** begin **

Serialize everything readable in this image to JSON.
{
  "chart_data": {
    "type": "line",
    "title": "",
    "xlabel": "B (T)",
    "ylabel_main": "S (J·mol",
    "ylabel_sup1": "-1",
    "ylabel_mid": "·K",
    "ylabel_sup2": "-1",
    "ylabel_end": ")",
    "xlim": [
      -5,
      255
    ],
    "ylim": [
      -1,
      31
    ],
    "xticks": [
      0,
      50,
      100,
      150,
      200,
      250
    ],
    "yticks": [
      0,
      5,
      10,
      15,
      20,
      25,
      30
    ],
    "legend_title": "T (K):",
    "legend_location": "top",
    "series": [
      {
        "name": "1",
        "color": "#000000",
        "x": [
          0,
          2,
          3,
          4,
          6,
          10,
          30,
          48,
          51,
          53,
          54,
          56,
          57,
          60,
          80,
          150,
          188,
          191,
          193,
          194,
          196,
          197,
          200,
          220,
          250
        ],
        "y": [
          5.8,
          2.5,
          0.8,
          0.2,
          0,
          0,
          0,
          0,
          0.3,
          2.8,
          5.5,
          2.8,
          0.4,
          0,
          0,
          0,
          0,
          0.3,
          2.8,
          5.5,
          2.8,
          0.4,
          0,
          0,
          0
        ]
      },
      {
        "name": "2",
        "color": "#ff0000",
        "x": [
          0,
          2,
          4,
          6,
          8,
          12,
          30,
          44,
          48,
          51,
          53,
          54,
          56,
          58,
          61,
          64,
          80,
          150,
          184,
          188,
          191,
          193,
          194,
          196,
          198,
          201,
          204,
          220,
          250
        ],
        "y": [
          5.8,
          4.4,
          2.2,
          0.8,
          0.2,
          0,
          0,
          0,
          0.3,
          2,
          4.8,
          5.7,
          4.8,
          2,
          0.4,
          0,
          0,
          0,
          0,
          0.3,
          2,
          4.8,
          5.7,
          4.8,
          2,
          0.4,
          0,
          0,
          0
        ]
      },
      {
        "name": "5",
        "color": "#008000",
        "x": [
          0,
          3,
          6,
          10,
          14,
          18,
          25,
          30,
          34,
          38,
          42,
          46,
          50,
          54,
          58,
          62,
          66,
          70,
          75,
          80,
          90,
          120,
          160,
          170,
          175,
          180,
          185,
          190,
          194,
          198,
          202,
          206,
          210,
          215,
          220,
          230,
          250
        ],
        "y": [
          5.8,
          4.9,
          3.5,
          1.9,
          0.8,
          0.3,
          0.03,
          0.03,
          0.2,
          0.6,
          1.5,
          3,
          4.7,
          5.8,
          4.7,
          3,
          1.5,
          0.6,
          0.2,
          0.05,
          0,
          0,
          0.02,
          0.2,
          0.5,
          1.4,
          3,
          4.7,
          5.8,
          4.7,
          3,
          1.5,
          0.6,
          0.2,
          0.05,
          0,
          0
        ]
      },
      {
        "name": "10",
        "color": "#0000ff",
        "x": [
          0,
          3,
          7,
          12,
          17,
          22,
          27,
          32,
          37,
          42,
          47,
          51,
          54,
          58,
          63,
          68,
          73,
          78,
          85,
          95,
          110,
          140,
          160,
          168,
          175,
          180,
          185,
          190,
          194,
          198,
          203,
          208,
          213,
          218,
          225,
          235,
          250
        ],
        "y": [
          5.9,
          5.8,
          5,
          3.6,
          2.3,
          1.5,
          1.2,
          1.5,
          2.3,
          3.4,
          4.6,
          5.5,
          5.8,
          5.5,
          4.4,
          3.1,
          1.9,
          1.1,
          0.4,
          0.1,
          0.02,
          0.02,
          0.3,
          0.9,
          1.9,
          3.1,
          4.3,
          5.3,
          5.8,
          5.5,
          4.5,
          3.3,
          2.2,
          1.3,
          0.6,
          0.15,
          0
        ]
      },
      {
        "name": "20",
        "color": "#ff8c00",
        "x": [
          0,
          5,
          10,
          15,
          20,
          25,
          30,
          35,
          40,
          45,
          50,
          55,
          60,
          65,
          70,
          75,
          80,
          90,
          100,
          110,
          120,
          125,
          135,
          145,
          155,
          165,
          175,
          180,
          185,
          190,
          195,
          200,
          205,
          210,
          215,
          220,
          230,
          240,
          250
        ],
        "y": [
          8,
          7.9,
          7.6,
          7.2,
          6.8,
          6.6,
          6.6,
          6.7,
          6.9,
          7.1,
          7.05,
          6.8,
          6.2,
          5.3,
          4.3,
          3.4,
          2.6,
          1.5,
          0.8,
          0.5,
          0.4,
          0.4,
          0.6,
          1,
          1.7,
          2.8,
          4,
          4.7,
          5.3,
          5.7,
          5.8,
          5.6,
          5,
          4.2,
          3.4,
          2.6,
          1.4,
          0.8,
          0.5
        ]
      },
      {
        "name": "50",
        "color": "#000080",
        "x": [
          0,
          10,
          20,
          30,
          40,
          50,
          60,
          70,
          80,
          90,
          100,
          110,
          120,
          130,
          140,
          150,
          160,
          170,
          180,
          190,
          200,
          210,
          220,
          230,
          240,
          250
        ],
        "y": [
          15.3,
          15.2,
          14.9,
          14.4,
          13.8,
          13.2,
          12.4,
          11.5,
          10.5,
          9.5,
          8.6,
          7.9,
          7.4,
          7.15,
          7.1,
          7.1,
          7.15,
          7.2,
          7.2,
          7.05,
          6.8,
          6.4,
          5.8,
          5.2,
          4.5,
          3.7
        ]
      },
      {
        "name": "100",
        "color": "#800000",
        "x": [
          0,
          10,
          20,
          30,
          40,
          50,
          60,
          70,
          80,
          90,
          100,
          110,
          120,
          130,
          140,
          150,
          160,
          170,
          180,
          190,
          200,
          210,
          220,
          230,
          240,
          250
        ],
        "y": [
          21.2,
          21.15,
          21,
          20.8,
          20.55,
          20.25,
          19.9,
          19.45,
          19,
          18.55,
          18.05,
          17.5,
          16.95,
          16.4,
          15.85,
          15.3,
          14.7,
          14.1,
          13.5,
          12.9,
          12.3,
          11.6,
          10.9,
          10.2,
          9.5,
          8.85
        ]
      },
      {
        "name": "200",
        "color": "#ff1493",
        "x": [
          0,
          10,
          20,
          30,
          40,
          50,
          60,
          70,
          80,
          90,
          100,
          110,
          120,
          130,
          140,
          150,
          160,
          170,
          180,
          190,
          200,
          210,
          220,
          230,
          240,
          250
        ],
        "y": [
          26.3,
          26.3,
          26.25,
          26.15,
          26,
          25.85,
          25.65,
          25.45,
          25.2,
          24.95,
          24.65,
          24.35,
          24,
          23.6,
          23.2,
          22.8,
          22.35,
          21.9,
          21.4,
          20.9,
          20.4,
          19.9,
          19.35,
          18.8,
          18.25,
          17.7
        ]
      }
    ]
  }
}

** end **

#### WORK TO BE COMPLETED
Give the listing above again, word for word.

#### WRITTEN SOLUTION
Serialize everything readable in this image to JSON.
{
  "chart_data": {
    "type": "line",
    "title": "",
    "xlabel": "B (T)",
    "ylabel_main": "S (J·mol",
    "ylabel_sup1": "-1",
    "ylabel_mid": "·K",
    "ylabel_sup2": "-1",
    "ylabel_end": ")",
    "xlim": [
      -5,
      255
    ],
    "ylim": [
      -1,
      31
    ],
    "xticks": [
      0,
      50,
      100,
      150,
      200,
      250
    ],
    "yticks": [
      0,
      5,
      10,
      15,
      20,
      25,
      30
    ],
    "legend_title": "T (K):",
    "legend_location": "top",
    "series": [
      {
        "name": "1",
        "color": "#000000",
        "x": [
          0,
          2,
          3,
          4,
          6,
          10,
          30,
          48,
          51,
          53,
          54,
          56,
          57,
          60,
          80,
          150,
          188,
          191,
          193,
          194,
          196,
          197,
          200,
          220,
          250
        ],
        "y": [
          5.8,
          2.5,
          0.8,
          0.2,
          0,
          0,
          0,
          0,
          0.3,
          2.8,
          5.5,
          2.8,
          0.4,
          0,
          0,
          0,
          0,
          0.3,
          2.8,
          5.5,
          2.8,
          0.4,
          0,
          0,
          0
        ]
      },
      {
        "name": "2",
        "color": "#ff0000",
        "x": [
          0,
          2,
          4,
          6,
          8,
          12,
          30,
          44,
          48,
          51,
          53,
          54,
          56,
          58,
          61,
          64,
          80,
          150,
          184,
          188,
          191,
          193,
          194,
          196,
          198,
          201,
          204,
          220,
          250
        ],
        "y": [
          5.8,
          4.4,
          2.2,
          0.8,
          0.2,
          0,
          0,
          0,
          0.3,
          2,
          4.8,
          5.7,
          4.8,
          2,
          0.4,
          0,
          0,
          0,
          0,
          0.3,
          2,
          4.8,
          5.7,
          4.8,
          2,
          0.4,
          0,
          0,
          0
        ]
      },
      {
        "name": "5",
        "color": "#008000",
        "x": [
          0,
          3,
          6,
          10,
          14,
          18,
          25,
          30,
          34,
          38,
          42,
          46,
          50,
          54,
          58,
          62,
          66,
          70,
          75,
          80,
          90,
          120,
          160,
          170,
          175,
          180,
          185,
          190,
          194,
          198,
          202,
          206,
          210,
          215,
          220,
          230,
          250
        ],
        "y": [
          5.8,
          4.9,
          3.5,
          1.9,
          0.8,
          0.3,
          0.03,
          0.03,
          0.2,
          0.6,
          1.5,
          3,
          4.7,
          5.8,
          4.7,
          3,
          1.5,
          0.6,
          0.2,
          0.05,
          0,
          0,
          0.02,
          0.2,
          0.5,
          1.4,
          3,
          4.7,
          5.8,
          4.7,
          3,
          1.5,
          0.6,
          0.2,
          0.05,
          0,
          0
        ]
      },
      {
        "name": "10",
        "color": "#0000ff",
        "x": [
          0,
          3,
          7,
          12,
          17,
          22,
          27,
          32,
          37,
          42,
          47,
          51,
          54,
          58,
          63,
          68,
          73,
          78,
          85,
          95,
          110,
          140,
          160,
          168,
          175,
          180,
          185,
          190,
          194,
          198,
          203,
          208,
          213,
          218,
          225,
          235,
          250
        ],
        "y": [
          5.9,
          5.8,
          5,
          3.6,
          2.3,
          1.5,
          1.2,
          1.5,
          2.3,
          3.4,
          4.6,
          5.5,
          5.8,
          5.5,
          4.4,
          3.1,
          1.9,
          1.1,
          0.4,
          0.1,
          0.02,
          0.02,
          0.3,
          0.9,
          1.9,
          3.1,
          4.3,
          5.3,
          5.8,
          5.5,
          4.5,
          3.3,
          2.2,
          1.3,
          0.6,
          0.15,
          0
        ]
      },
      {
        "name": "20",
        "color": "#ff8c00",
        "x": [
          0,
          5,
          10,
          15,
          20,
          25,
          30,
          35,
          40,
          45,
          50,
          55,
          60,
          65,
          70,
          75,
          80,
          90,
          100,
          110,
          120,
          125,
          135,
          145,
          155,
          165,
          175,
          180,
          185,
          190,
          195,
          200,
          205,
          210,
          215,
          220,
          230,
          240,
          250
        ],
        "y": [
          8,
          7.9,
          7.6,
          7.2,
          6.8,
          6.6,
          6.6,
          6.7,
          6.9,
          7.1,
          7.05,
          6.8,
          6.2,
          5.3,
          4.3,
          3.4,
          2.6,
          1.5,
          0.8,
          0.5,
          0.4,
          0.4,
          0.6,
          1,
          1.7,
          2.8,
          4,
          4.7,
          5.3,
          5.7,
          5.8,
          5.6,
          5,
          4.2,
          3.4,
          2.6,
          1.4,
          0.8,
          0.5
        ]
      },
      {
        "name": "50",
        "color": "#000080",
        "x": [
          0,
          10,
          20,
          30,
          40,
          50,
          60,
          70,
          80,
          90,
          100,
          110,
          120,
          130,
          140,
          150,
          160,
          170,
          180,
          190,
          200,
          210,
          220,
          230,
          240,
          250
        ],
        "y": [
          15.3,
          15.2,
          14.9,
          14.4,
          13.8,
          13.2,
          12.4,
          11.5,
          10.5,
          9.5,
          8.6,
          7.9,
          7.4,
          7.15,
          7.1,
          7.1,
          7.15,
          7.2,
          7.2,
          7.05,
          6.8,
          6.4,
          5.8,
          5.2,
          4.5,
          3.7
        ]
      },
      {
        "name": "100",
        "color": "#800000",
        "x": [
          0,
          10,
          20,
          30,
          40,
          50,
          60,
          70,
          80,
          90,
          100,
          110,
          120,
          130,
          140,
          150,
          160,
          170,
          180,
          190,
          200,
          210,
          220,
          230,
          240,
          250
        ],
        "y": [
          21.2,
          21.15,
          21,
          20.8,
          20.55,
          20.25,
          19.9,
          19.45,
          19,
          18.55,
          18.05,
          17.5,
          16.95,
          16.4,
          15.85,
          15.3,
          14.7,
          14.1,
          13.5,
          12.9,
          12.3,
          11.6,
          10.9,
          10.2,
          9.5,
          8.85
        ]
      },
      {
        "name": "200",
        "color": "#ff1493",
        "x": [
          0,
          10,
          20,
          30,
          40,
          50,
          60,
          70,
          80,
          90,
          100,
          110,
          120,
          130,
          140,
          150,
          160,
          170,
          180,
          190,
          200,
          210,
          220,
          230,
          240,
          250
        ],
        "y": [
          26.3,
          26.3,
          26.25,
          26.15,
          26,
          25.85,
          25.65,
          25.45,
          25.2,
          24.95,
          24.65,
          24.35,
          24,
          23.6,
          23.2,
          22.8,
          22.35,
          21.9,
          21.4,
          20.9,
          20.4,
          19.9,
          19.35,
          18.8,
          18.25,
          17.7
        ]
      }
    ]
  }
}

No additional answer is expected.